Below are records; extract exactly the lines from the one containing "Give me a plain-text" through the last, both included, and keep the pictures out.

Source data

***

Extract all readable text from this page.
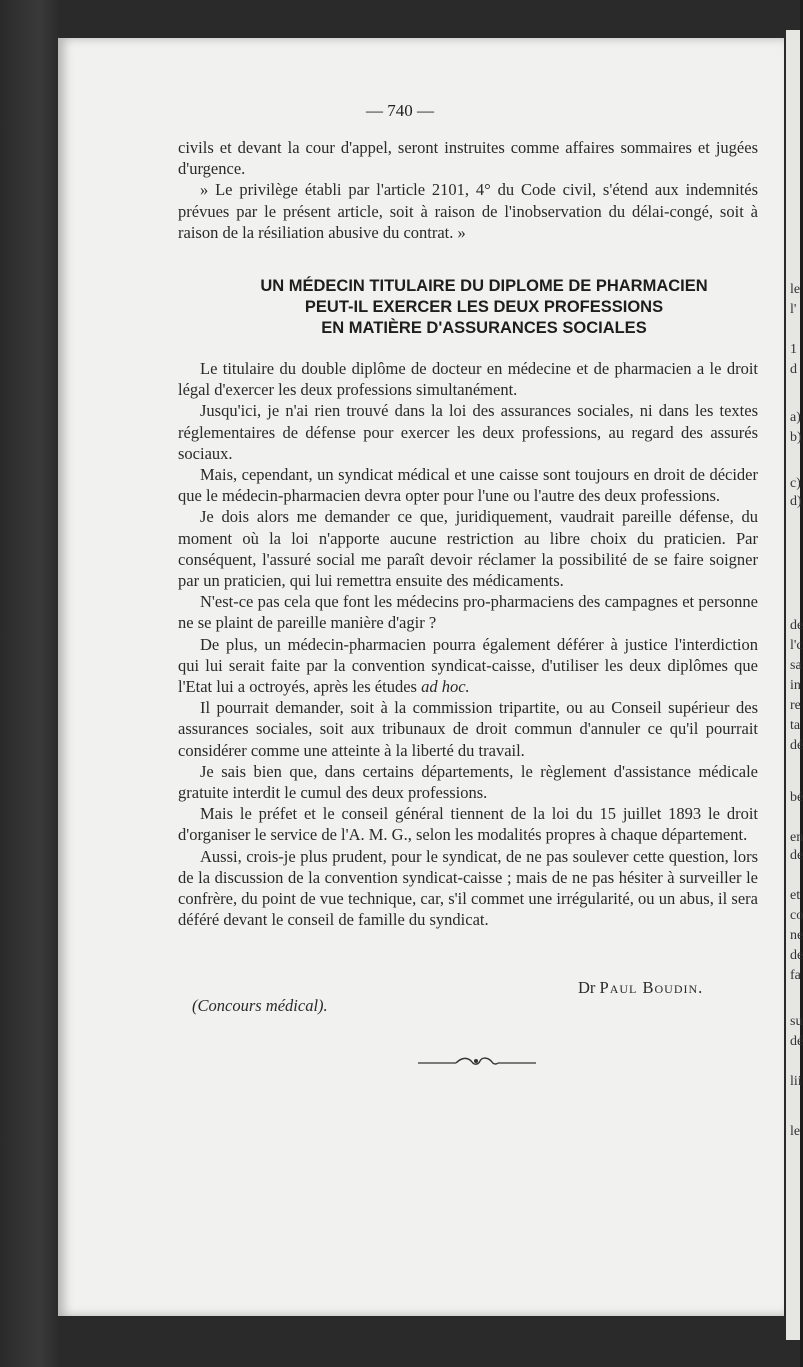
le
l'
1
d
a)
b)
c)
d)
de
l'c
sa
in
re
ta
dé
bé
en
de
et
co
ne
de
fa
su
dé
lii
le
— 740 —

civils et devant la cour d'appel, seront instruites comme affaires sommaires et jugées d'urgence.

» Le privilège établi par l'article 2101, 4° du Code civil, s'étend aux indemnités prévues par le présent article, soit à raison de l'inobservation du délai-congé, soit à raison de la résiliation abusive du contrat. »

UN MÉDECIN TITULAIRE DU DIPLOME DE PHARMACIEN
PEUT-IL EXERCER LES DEUX PROFESSIONS
EN MATIÈRE D'ASSURANCES SOCIALES

Le titulaire du double diplôme de docteur en médecine et de pharmacien a le droit légal d'exercer les deux professions simultanément.

Jusqu'ici, je n'ai rien trouvé dans la loi des assurances sociales, ni dans les textes réglementaires de défense pour exercer les deux professions, au regard des assurés sociaux.

Mais, cependant, un syndicat médical et une caisse sont toujours en droit de décider que le médecin-pharmacien devra opter pour l'une ou l'autre des deux professions.

Je dois alors me demander ce que, juridiquement, vaudrait pareille défense, du moment où la loi n'apporte aucune restriction au libre choix du praticien. Par conséquent, l'assuré social me paraît devoir réclamer la possibilité de se faire soigner par un praticien, qui lui remettra ensuite des médicaments.

N'est-ce pas cela que font les médecins pro-pharmaciens des campagnes et personne ne se plaint de pareille manière d'agir ?

De plus, un médecin-pharmacien pourra également déférer à justice l'interdiction qui lui serait faite par la convention syndicat-caisse, d'utiliser les deux diplômes que l'Etat lui a octroyés, après les études ad hoc.

Il pourrait demander, soit à la commission tripartite, ou au Conseil supérieur des assurances sociales, soit aux tribunaux de droit commun d'annuler ce qu'il pourrait considérer comme une atteinte à la liberté du travail.

Je sais bien que, dans certains départements, le règlement d'assistance médicale gratuite interdit le cumul des deux professions.

Mais le préfet et le conseil général tiennent de la loi du 15 juillet 1893 le droit d'organiser le service de l'A. M. G., selon les modalités propres à chaque département.

Aussi, crois-je plus prudent, pour le syndicat, de ne pas soulever cette question, lors de la discussion de la convention syndicat-caisse ; mais de ne pas hésiter à surveiller le confrère, du point de vue technique, car, s'il commet une irrégularité, ou un abus, il sera déféré devant le conseil de famille du syndicat.

Dr Paul Boudin.
(Concours médical).
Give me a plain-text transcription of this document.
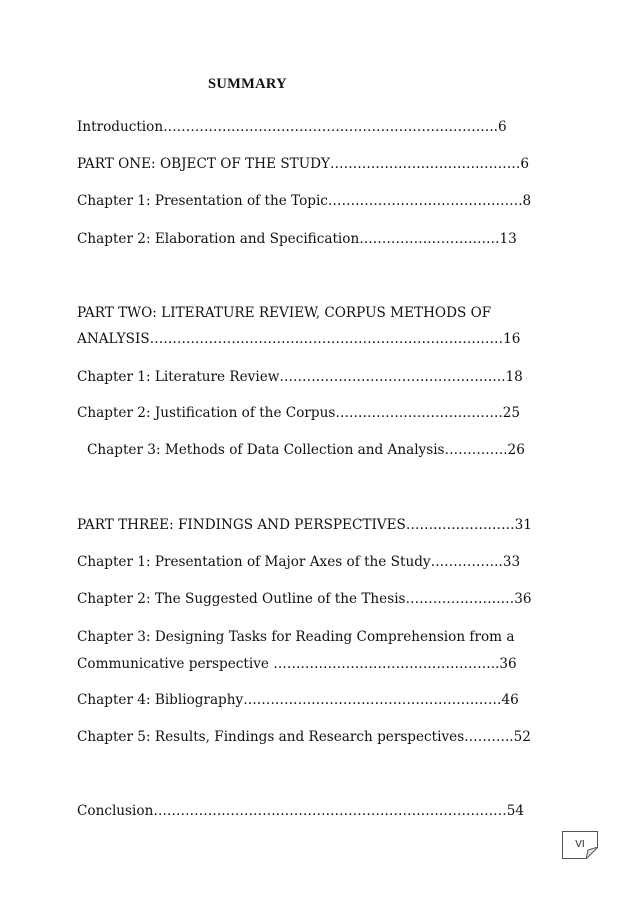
SUMMARY
Introduction………………………………………………………………..6
PART ONE: OBJECT OF THE STUDY……………………………………6
Chapter 1: Presentation of the Topic…………………………………….8
Chapter 2: Elaboration and Specification………………………….13
PART TWO: LITERATURE REVIEW, CORPUS METHODS OF
ANALYSIS……………………………………………………………………16
Chapter 1: Literature Review…………………………………………..18
Chapter 2: Justification of the Corpus……………………………….25
Chapter 3: Methods of Data Collection and Analysis…………..26
PART THREE: FINDINGS AND PERSPECTIVES……………………31
Chapter 1: Presentation of Major Axes of the Study…………….33
Chapter 2: The Suggested Outline of the Thesis……………………36
Chapter 3: Designing Tasks for Reading Comprehension from a
Communicative perspective …………………………………………..36
Chapter 4: Bibliography…………………………………………………46
Chapter 5: Results, Findings and Research perspectives………..52
Conclusion……………………………………………………………………54
VI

***

_OUTPUT OF THE TASK_.
Give me a plain-text transcription of this document.
SUMMARY
Introduction………………………………………………………………..6
PART ONE: OBJECT OF THE STUDY……………………………………6
Chapter 1: Presentation of the Topic…………………………………….8
Chapter 2: Elaboration and Specification………………………….13
PART TWO: LITERATURE REVIEW, CORPUS METHODS OF
ANALYSIS……………………………………………………………………16
Chapter 1: Literature Review…………………………………………..18
Chapter 2: Justification of the Corpus……………………………….25
Chapter 3: Methods of Data Collection and Analysis…………..26
PART THREE: FINDINGS AND PERSPECTIVES……………………31
Chapter 1: Presentation of Major Axes of the Study…………….33
Chapter 2: The Suggested Outline of the Thesis……………………36
Chapter 3: Designing Tasks for Reading Comprehension from a
Communicative perspective …………………………………………..36
Chapter 4: Bibliography…………………………………………………46
Chapter 5: Results, Findings and Research perspectives………..52
Conclusion……………………………………………………………………54
VI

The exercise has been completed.